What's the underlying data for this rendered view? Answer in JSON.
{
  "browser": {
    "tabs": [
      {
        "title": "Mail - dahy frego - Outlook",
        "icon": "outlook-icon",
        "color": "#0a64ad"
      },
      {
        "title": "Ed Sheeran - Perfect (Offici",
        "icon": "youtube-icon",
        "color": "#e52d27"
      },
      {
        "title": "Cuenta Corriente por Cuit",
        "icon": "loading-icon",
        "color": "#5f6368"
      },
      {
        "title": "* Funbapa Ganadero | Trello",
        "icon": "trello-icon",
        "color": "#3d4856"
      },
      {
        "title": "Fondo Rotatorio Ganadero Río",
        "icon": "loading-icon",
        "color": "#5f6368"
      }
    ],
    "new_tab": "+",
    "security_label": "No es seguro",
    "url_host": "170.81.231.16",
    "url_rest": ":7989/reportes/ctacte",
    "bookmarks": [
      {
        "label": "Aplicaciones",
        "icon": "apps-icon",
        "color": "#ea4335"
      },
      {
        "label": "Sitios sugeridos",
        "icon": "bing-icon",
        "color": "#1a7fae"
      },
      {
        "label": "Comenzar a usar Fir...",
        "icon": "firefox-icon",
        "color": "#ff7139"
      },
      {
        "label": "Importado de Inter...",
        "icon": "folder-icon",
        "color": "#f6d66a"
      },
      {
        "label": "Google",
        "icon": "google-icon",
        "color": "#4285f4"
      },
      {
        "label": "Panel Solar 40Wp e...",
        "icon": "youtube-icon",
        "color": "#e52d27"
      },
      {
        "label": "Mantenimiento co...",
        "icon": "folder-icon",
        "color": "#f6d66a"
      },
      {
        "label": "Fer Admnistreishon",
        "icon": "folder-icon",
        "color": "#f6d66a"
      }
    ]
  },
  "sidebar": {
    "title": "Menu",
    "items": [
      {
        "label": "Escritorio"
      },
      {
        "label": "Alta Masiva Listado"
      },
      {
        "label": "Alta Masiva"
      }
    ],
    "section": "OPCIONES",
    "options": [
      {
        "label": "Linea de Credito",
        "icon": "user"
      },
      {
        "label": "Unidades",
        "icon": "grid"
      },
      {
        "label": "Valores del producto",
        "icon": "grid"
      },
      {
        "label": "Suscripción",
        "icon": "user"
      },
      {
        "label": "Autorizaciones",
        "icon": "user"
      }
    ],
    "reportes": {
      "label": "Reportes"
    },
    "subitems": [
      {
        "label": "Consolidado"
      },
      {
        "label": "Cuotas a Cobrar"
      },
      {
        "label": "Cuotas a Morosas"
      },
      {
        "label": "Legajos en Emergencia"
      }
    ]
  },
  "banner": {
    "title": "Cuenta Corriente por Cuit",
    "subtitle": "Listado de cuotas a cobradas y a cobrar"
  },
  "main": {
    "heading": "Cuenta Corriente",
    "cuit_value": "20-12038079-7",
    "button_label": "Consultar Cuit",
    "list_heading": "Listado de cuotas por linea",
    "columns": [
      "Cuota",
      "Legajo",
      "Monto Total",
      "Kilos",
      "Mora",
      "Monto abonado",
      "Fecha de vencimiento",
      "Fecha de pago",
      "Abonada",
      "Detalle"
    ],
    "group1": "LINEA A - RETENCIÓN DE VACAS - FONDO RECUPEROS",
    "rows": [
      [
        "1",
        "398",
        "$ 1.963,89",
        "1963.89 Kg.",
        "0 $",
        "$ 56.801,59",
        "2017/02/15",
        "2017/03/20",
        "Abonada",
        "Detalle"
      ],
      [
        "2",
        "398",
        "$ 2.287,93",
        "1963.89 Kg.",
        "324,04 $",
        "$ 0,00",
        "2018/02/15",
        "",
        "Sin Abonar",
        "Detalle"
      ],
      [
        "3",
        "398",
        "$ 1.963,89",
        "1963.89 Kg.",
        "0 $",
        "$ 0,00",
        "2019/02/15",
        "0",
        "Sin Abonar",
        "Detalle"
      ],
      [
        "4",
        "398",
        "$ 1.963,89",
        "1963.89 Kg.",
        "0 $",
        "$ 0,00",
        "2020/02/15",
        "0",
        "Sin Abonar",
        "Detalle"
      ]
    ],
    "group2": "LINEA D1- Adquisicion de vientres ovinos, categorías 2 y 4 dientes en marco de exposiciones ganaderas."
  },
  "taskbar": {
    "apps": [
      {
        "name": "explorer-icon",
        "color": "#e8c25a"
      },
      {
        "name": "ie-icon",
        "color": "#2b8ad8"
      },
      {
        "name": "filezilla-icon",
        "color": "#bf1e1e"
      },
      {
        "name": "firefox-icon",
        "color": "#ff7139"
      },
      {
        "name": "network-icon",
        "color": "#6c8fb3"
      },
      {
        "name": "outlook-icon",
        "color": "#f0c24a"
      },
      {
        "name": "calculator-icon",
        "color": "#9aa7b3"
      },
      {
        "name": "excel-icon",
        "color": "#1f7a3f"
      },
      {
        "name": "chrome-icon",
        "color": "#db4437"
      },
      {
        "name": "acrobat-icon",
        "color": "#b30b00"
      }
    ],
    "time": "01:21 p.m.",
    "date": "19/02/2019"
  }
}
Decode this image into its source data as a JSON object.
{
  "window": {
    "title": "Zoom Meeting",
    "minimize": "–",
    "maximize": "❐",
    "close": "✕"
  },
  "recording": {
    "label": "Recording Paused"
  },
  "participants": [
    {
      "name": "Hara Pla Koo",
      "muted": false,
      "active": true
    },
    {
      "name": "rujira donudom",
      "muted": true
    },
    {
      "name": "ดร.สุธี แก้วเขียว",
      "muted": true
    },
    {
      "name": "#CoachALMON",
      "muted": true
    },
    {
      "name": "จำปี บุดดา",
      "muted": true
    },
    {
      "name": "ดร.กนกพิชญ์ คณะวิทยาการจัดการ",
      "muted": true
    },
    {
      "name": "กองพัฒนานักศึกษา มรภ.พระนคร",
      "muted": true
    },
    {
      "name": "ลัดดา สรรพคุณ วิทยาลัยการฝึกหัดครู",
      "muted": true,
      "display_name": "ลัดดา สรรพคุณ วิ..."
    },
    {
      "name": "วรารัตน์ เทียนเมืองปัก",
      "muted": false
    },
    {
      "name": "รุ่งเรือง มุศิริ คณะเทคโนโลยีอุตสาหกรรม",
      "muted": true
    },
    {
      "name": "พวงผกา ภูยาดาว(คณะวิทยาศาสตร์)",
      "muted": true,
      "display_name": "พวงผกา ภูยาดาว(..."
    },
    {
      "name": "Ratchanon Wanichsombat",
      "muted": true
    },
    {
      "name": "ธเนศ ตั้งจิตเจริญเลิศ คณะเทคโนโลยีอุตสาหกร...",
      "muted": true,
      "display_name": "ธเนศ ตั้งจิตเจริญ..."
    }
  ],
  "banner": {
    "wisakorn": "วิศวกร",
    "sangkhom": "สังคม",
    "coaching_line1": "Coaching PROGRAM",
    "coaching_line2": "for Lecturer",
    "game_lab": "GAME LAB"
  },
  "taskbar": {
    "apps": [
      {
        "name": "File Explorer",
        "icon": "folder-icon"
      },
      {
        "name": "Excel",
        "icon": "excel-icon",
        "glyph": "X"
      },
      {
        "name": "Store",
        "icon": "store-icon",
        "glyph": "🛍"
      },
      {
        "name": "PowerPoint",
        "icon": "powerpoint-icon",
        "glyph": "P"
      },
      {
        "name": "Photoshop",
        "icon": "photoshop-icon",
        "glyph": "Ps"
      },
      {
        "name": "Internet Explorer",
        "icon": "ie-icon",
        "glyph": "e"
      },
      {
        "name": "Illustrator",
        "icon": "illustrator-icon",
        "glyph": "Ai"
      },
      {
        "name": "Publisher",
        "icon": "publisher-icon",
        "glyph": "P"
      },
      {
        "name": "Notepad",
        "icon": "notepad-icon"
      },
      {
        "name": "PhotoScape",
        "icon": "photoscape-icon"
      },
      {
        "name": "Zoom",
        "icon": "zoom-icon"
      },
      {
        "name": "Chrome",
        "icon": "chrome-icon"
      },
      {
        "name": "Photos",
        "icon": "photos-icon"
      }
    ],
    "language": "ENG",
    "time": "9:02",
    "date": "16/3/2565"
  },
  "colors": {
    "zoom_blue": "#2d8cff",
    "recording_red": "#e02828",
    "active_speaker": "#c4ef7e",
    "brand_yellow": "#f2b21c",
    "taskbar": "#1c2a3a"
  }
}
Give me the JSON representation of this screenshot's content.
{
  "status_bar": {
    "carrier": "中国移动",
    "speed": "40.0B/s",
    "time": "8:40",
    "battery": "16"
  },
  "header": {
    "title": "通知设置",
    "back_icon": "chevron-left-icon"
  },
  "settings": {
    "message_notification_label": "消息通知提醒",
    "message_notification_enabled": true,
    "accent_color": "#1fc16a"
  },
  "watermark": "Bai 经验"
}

■ **YOUR TASK**: Identify all lines where the word "สรรพค" shows up. Copy them.

■ **ANSWER TO THE PROBLEM**:
      "name": "ลัดดา สรรพคุณ วิทยาลัยการฝึกหัดครู",
      "display_name": "ลัดดา สรรพคุณ วิ..."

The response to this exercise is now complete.